STATED TASK:
Below are entries. Pull out all lines containing "Выделено".

DATA:
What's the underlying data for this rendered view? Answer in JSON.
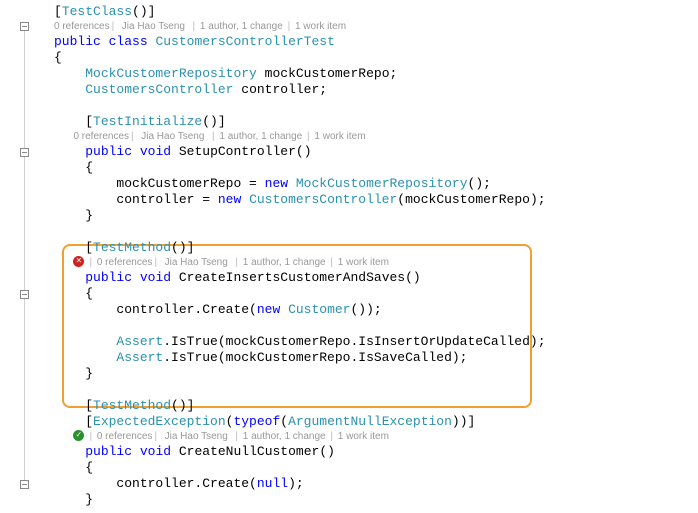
{
  "attributes": {
    "testClass": "TestClass",
    "testInitialize": "TestInitialize",
    "testMethod": "TestMethod",
    "expectedException": "ExpectedException",
    "argumentNullException": "ArgumentNullException"
  },
  "codelens": {
    "references": "0 references",
    "author": "Jia Hao Tseng",
    "changes": "1 author, 1 change",
    "workitems": "1 work item"
  },
  "class": {
    "keyword_public": "public",
    "keyword_class": "class",
    "name": "CustomersControllerTest",
    "field1_type": "MockCustomerRepository",
    "field1_name": "mockCustomerRepo",
    "field2_type": "CustomersController",
    "field2_name": "controller"
  },
  "methods": {
    "setup": {
      "keyword_public": "public",
      "keyword_void": "void",
      "name": "SetupController",
      "line1_a": "mockCustomerRepo = ",
      "line1_new": "new",
      "line1_type": "MockCustomerRepository",
      "line2_a": "controller = ",
      "line2_new": "new",
      "line2_type": "CustomersController",
      "line2_arg": "mockCustomerRepo"
    },
    "create": {
      "keyword_public": "public",
      "keyword_void": "void",
      "name": "CreateInsertsCustomerAndSaves",
      "line1_a": "controller.Create(",
      "line1_new": "new",
      "line1_type": "Customer",
      "assert": "Assert",
      "isTrue": ".IsTrue(mockCustomerRepo.IsInsertOrUpdateCalled);",
      "isTrue2": ".IsTrue(mockCustomerRepo.IsSaveCalled);"
    },
    "nullTest": {
      "keyword_public": "public",
      "keyword_void": "void",
      "name": "CreateNullCustomer",
      "line1_a": "controller.Create(",
      "line1_null": "null"
    }
  },
  "kw": {
    "typeof": "typeof"
  }
}
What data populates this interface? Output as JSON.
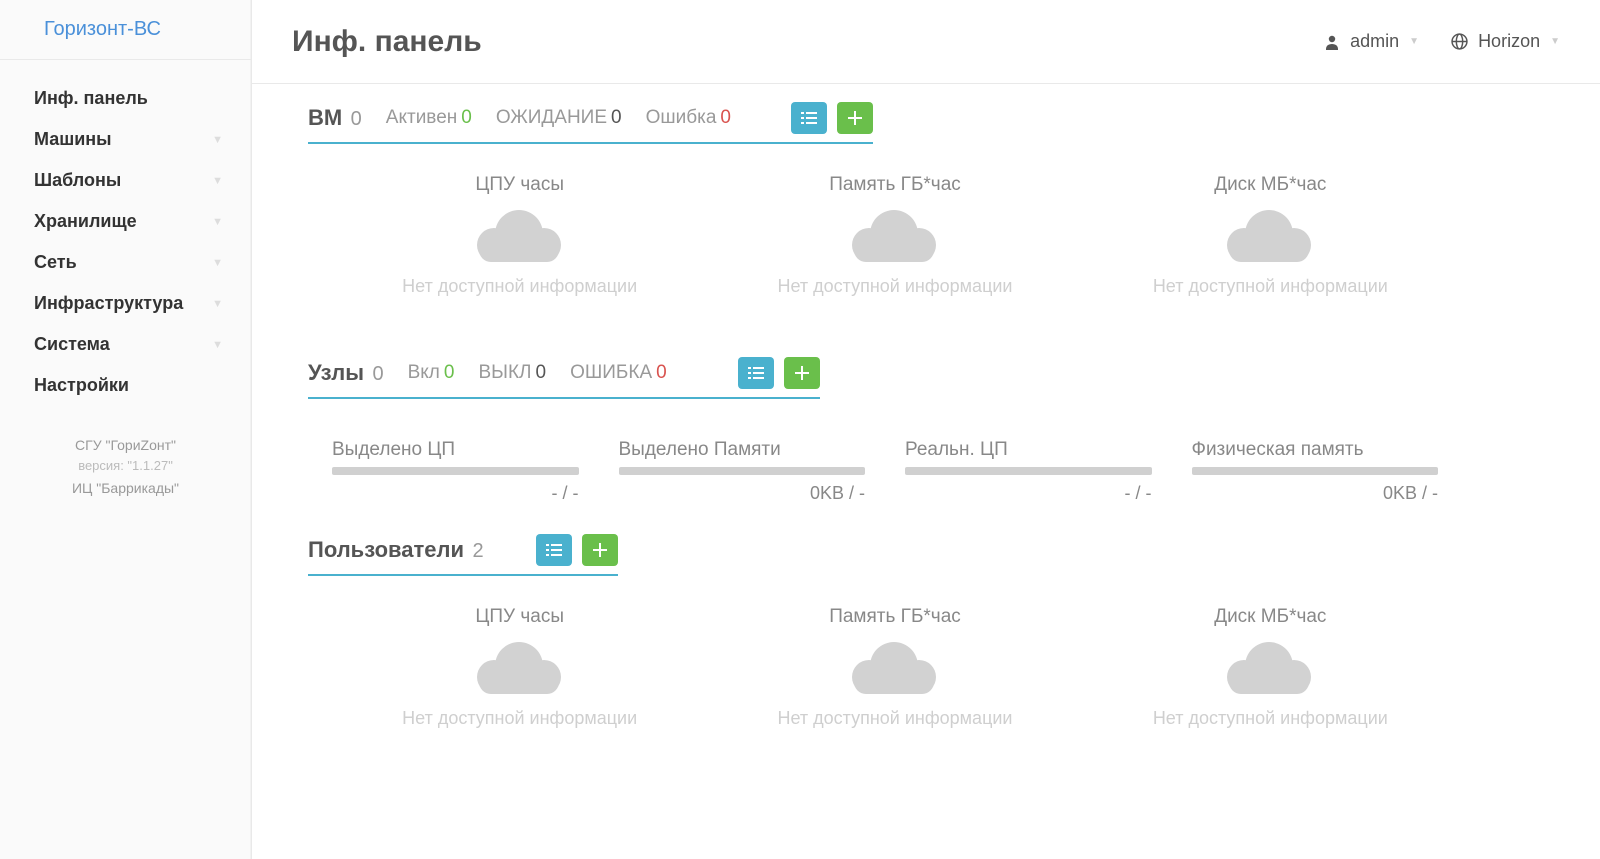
{
  "brand": "Горизонт-ВС",
  "page_title": "Инф. панель",
  "topbar": {
    "user": "admin",
    "zone": "Horizon"
  },
  "sidebar": {
    "items": [
      {
        "label": "Инф. панель",
        "expandable": false
      },
      {
        "label": "Машины",
        "expandable": true
      },
      {
        "label": "Шаблоны",
        "expandable": true
      },
      {
        "label": "Хранилище",
        "expandable": true
      },
      {
        "label": "Сеть",
        "expandable": true
      },
      {
        "label": "Инфраструктура",
        "expandable": true
      },
      {
        "label": "Система",
        "expandable": true
      },
      {
        "label": "Настройки",
        "expandable": false
      }
    ],
    "footer": {
      "line1": "СГУ \"ГориZонт\"",
      "line2": "версия: \"1.1.27\"",
      "line3": "ИЦ \"Баррикады\""
    }
  },
  "vm": {
    "title": "ВМ",
    "count": "0",
    "stats": [
      {
        "label": "Активен",
        "value": "0",
        "cls": "green"
      },
      {
        "label": "ОЖИДАНИЕ",
        "value": "0",
        "cls": "dark"
      },
      {
        "label": "Ошибка",
        "value": "0",
        "cls": "red"
      }
    ],
    "charts": [
      {
        "label": "ЦПУ часы",
        "noinfo": "Нет доступной информации"
      },
      {
        "label": "Память ГБ*час",
        "noinfo": "Нет доступной информации"
      },
      {
        "label": "Диск МБ*час",
        "noinfo": "Нет доступной информации"
      }
    ]
  },
  "nodes": {
    "title": "Узлы",
    "count": "0",
    "stats": [
      {
        "label": "Вкл",
        "value": "0",
        "cls": "green"
      },
      {
        "label": "ВЫКЛ",
        "value": "0",
        "cls": "dark"
      },
      {
        "label": "ОШИБКА",
        "value": "0",
        "cls": "red"
      }
    ],
    "bars": [
      {
        "label": "Выделено ЦП",
        "value": "- / -"
      },
      {
        "label": "Выделено Памяти",
        "value": "0KB / -"
      },
      {
        "label": "Реальн. ЦП",
        "value": "- / -"
      },
      {
        "label": "Физическая память",
        "value": "0KB / -"
      }
    ]
  },
  "users": {
    "title": "Пользователи",
    "count": "2",
    "charts": [
      {
        "label": "ЦПУ часы",
        "noinfo": "Нет доступной информации"
      },
      {
        "label": "Память ГБ*час",
        "noinfo": "Нет доступной информации"
      },
      {
        "label": "Диск МБ*час",
        "noinfo": "Нет доступной информации"
      }
    ]
  }
}
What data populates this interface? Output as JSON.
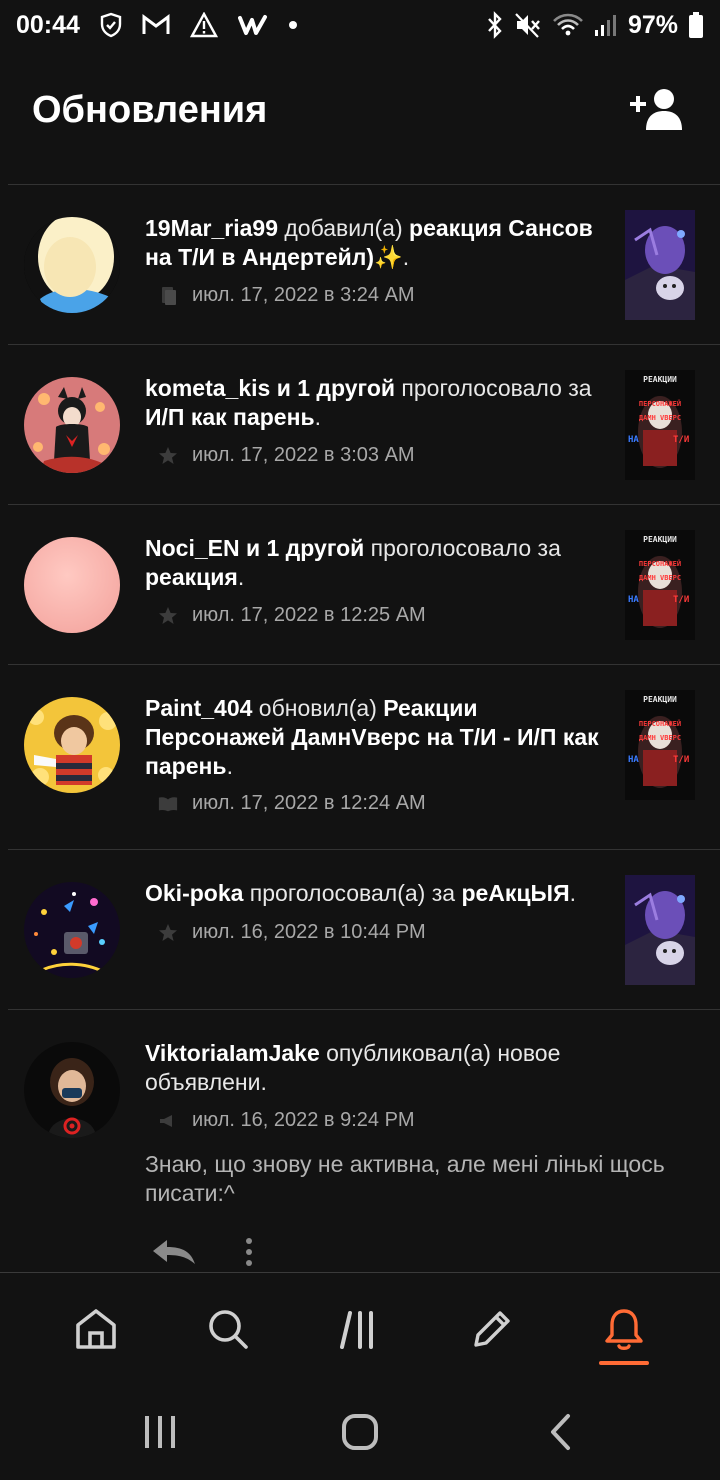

TASK RESULT:
        "label": "Выделено ЦП",
        "label": "Выделено Памяти",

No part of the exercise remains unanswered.